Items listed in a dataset
□ □ □ □ □ □ □
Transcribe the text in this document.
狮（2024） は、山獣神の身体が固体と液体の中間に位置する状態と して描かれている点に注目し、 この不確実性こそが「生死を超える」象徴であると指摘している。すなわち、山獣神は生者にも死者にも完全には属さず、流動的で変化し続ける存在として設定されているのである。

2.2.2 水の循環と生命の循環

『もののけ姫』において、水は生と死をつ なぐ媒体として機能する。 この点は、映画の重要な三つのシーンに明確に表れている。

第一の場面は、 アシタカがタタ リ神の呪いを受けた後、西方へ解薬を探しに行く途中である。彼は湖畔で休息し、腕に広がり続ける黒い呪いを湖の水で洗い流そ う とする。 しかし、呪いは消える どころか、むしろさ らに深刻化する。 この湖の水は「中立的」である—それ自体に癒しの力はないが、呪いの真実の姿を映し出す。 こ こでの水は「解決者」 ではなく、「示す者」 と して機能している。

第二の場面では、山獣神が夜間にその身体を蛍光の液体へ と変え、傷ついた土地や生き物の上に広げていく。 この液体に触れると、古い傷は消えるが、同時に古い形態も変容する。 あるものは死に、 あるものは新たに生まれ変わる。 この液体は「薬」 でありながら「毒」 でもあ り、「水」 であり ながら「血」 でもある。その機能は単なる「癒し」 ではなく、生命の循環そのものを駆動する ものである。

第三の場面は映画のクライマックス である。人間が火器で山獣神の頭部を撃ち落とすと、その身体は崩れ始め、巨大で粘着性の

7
□ □ □ □ □ □ □
For each line of the entries that includes "ではなく", show that line.

第一の場面は、 アシタカがタタ リ神の呪いを受けた後、西方へ解薬を探しに行く途中である。彼は湖畔で休息し、腕に広がり続ける黒い呪いを湖の水で洗い流そ う とする。 しかし、呪いは消える どころか、むしろさ らに深刻化する。 この湖の水は「中立的」である—それ自体に癒しの力はないが、呪いの真実の姿を映し出す。 こ こでの水は「解決者」 ではなく、「示す者」 と して機能している。
第二の場面では、山獣神が夜間にその身体を蛍光の液体へ と変え、傷ついた土地や生き物の上に広げていく。 この液体に触れると、古い傷は消えるが、同時に古い形態も変容する。 あるものは死に、 あるものは新たに生まれ変わる。 この液体は「薬」 でありながら「毒」 でもあ り、「水」 であり ながら「血」 でもある。その機能は単なる「癒し」 ではなく、生命の循環そのものを駆動する ものである。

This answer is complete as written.